Written exercise: Take each line containing "Думой" and report it exactly as written.

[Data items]
+ + + + + + +
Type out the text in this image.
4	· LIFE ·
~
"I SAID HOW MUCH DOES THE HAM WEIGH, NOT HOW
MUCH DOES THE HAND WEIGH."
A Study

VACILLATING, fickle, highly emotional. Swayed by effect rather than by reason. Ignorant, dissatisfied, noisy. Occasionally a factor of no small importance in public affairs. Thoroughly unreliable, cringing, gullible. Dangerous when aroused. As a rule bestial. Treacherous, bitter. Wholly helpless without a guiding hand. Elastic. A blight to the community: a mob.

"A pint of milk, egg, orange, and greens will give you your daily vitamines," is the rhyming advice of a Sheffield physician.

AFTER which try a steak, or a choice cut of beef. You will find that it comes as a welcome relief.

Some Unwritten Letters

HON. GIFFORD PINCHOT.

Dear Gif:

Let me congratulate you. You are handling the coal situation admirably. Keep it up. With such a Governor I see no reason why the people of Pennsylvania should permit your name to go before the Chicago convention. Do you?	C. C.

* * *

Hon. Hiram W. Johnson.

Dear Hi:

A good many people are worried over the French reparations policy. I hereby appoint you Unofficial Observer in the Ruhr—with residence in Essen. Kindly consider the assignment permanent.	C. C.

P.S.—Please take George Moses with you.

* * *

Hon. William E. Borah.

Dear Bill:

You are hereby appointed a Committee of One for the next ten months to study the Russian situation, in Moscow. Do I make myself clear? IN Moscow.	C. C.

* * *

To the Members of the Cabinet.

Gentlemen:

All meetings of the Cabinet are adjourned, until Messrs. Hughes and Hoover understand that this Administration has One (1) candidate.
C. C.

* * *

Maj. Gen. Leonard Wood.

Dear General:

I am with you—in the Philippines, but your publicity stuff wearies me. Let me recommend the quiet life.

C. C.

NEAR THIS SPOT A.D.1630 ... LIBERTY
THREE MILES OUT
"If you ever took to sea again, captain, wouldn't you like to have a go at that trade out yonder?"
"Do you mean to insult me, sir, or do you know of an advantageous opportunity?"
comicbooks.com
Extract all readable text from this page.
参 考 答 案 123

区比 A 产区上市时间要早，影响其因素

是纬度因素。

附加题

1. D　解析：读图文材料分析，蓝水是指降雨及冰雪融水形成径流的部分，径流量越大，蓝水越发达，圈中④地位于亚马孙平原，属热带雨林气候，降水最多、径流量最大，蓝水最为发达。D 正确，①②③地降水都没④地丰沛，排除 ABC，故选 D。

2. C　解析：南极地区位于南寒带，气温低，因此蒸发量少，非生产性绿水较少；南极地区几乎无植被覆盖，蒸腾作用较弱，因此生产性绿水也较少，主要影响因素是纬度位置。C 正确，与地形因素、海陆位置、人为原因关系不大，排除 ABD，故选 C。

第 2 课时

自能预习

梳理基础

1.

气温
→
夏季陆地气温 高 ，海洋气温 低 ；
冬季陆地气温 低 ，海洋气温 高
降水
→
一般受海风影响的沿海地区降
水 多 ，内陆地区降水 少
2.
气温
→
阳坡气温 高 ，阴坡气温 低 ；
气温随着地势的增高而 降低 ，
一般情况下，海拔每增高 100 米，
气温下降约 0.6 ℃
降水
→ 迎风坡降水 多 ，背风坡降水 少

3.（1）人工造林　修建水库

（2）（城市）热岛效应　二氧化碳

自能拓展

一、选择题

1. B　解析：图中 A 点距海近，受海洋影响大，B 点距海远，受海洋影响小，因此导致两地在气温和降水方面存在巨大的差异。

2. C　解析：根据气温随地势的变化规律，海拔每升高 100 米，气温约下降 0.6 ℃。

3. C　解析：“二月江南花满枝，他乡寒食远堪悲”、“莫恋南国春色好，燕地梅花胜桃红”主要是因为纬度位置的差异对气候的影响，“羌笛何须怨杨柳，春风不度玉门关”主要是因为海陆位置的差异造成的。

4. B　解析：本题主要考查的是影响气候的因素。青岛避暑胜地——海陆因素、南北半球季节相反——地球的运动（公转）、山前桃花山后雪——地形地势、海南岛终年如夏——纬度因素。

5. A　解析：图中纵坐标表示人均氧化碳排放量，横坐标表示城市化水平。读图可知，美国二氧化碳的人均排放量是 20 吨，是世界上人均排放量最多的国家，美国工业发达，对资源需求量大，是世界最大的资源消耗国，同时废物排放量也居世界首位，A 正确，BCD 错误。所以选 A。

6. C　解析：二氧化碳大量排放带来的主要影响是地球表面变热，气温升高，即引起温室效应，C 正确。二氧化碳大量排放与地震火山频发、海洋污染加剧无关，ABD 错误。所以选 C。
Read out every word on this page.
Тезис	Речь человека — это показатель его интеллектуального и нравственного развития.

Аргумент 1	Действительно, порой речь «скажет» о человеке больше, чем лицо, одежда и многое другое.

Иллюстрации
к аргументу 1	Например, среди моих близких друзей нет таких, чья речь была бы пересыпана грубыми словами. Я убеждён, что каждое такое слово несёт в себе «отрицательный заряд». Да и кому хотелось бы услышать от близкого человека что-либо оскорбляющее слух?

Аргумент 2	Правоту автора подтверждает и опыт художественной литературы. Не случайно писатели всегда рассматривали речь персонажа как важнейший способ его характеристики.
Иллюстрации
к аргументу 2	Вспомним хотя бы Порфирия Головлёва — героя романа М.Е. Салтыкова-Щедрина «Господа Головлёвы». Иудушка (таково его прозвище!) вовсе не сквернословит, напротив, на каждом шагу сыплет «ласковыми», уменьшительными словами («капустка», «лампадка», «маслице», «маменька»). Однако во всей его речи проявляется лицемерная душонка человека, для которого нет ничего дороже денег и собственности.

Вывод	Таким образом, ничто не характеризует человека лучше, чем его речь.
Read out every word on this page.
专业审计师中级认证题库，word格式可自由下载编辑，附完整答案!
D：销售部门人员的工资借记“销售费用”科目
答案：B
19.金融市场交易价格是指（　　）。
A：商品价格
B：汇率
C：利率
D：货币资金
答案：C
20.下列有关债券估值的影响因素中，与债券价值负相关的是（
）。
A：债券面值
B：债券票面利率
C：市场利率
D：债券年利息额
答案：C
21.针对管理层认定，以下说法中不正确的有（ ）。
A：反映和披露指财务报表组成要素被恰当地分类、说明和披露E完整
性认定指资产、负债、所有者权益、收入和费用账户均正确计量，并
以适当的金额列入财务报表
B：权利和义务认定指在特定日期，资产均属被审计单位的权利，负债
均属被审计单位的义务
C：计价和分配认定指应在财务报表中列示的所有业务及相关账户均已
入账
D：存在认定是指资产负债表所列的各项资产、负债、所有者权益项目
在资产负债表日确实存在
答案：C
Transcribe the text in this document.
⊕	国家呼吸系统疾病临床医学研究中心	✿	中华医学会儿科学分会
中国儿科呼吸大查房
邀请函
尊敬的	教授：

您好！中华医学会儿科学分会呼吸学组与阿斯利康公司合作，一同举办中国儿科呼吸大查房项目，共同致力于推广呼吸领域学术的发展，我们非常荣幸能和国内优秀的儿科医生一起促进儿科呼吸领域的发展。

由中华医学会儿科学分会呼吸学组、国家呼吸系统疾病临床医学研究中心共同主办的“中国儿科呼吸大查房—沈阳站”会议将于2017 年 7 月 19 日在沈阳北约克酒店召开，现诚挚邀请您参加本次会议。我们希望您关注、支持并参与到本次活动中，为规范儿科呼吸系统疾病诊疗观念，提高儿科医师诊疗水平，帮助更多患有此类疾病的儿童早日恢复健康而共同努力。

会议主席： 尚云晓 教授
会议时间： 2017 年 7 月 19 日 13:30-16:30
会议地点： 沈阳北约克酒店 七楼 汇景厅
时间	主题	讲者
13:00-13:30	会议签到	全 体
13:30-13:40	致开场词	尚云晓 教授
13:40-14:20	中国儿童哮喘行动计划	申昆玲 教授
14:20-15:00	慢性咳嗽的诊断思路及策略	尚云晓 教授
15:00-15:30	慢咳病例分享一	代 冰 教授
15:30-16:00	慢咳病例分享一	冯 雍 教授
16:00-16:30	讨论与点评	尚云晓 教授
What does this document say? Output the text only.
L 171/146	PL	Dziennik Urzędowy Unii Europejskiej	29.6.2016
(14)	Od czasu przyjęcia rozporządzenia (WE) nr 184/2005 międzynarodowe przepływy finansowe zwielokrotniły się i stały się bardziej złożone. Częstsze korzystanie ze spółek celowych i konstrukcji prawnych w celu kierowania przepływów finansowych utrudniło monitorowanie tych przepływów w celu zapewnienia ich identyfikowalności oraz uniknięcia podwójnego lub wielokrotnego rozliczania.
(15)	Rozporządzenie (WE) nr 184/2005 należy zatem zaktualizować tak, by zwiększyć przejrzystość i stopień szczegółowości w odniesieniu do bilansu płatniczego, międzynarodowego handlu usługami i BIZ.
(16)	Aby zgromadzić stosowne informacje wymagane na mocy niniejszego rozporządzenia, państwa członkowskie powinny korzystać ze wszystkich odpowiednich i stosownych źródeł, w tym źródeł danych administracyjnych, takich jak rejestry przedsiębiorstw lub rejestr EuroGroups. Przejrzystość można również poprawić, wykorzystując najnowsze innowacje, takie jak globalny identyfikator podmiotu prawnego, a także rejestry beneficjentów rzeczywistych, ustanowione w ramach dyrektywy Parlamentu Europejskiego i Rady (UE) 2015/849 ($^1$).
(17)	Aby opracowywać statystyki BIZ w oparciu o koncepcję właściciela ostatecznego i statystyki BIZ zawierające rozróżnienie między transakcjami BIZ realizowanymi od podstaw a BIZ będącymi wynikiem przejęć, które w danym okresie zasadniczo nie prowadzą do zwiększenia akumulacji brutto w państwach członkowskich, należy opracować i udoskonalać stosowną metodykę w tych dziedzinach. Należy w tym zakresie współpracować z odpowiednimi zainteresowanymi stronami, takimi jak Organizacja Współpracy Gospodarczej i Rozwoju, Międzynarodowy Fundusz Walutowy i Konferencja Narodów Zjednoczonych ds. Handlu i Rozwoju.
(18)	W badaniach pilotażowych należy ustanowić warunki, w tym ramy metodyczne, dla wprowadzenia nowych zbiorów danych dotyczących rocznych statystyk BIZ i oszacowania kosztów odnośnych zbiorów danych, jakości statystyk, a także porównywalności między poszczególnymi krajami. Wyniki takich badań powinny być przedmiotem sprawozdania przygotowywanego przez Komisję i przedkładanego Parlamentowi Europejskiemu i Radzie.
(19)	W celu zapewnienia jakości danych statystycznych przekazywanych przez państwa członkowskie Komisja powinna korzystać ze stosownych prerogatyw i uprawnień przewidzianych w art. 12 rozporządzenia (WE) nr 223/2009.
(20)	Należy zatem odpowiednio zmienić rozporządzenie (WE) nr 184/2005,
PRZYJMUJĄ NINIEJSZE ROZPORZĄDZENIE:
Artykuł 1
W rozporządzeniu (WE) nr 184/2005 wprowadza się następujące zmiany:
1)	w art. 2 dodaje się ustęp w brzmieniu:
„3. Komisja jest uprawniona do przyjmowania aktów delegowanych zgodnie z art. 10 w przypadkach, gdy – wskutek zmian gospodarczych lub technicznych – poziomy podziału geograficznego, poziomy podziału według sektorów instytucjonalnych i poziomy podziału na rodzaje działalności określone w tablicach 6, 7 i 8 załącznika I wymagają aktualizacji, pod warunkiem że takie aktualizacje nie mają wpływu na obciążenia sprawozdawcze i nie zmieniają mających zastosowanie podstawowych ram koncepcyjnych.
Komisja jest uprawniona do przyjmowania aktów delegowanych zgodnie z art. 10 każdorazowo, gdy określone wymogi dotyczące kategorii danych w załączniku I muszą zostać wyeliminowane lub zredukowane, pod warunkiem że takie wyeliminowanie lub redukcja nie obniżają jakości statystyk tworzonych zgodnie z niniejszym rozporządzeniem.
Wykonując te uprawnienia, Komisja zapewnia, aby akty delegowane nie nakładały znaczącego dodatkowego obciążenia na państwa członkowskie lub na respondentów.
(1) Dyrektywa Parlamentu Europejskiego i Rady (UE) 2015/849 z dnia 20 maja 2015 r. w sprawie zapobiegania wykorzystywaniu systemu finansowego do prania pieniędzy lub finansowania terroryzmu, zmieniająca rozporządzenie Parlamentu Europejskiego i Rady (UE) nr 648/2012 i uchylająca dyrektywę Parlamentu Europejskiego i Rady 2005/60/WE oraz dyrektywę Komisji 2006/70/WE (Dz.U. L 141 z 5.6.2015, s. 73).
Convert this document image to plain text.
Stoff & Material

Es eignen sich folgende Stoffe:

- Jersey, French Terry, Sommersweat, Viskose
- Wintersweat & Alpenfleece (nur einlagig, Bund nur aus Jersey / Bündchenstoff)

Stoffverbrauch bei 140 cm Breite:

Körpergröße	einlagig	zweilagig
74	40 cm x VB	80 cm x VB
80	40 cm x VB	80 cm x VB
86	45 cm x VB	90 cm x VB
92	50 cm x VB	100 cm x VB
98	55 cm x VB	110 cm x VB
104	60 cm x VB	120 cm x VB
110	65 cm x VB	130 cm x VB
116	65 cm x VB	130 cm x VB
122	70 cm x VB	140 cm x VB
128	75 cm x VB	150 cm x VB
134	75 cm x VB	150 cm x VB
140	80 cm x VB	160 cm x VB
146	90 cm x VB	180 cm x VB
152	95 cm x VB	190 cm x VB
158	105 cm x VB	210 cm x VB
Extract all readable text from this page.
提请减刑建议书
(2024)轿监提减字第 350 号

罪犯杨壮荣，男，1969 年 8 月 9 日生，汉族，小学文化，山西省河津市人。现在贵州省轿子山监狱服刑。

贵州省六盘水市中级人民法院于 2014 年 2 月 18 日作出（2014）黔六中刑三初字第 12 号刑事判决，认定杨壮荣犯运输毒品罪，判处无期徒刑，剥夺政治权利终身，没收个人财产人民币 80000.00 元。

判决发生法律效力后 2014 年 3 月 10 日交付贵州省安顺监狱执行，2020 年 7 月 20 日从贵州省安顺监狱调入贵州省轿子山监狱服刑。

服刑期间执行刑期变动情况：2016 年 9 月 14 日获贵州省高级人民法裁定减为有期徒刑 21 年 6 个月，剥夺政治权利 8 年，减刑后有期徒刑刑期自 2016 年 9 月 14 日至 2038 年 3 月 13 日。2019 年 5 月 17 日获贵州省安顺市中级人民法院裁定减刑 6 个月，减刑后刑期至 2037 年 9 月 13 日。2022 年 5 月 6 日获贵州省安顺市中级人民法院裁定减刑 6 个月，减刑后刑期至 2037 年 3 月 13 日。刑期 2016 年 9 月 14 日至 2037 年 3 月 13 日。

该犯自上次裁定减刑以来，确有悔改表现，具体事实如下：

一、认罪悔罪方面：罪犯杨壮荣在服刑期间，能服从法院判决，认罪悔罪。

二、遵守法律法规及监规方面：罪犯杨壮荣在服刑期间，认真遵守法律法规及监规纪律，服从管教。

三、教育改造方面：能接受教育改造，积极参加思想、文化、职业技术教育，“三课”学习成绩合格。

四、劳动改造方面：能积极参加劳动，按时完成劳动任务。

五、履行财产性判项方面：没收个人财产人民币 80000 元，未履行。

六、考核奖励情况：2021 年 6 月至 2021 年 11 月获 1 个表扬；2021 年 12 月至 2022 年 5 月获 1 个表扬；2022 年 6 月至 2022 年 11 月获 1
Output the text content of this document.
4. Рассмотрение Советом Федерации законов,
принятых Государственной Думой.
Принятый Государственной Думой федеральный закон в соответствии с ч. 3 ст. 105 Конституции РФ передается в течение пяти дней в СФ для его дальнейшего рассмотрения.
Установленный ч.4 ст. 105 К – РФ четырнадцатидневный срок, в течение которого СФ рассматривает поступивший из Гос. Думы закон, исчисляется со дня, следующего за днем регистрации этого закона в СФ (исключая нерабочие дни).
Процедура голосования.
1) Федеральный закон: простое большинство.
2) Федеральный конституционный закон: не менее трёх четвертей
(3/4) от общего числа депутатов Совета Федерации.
+ + + + + + +
Correct answer:
принятых Государственной Думой.
Принятый Государственной Думой федеральный закон в соответствии с ч. 3 ст. 105 Конституции РФ передается в течение пяти дней в СФ для его дальнейшего рассмотрения.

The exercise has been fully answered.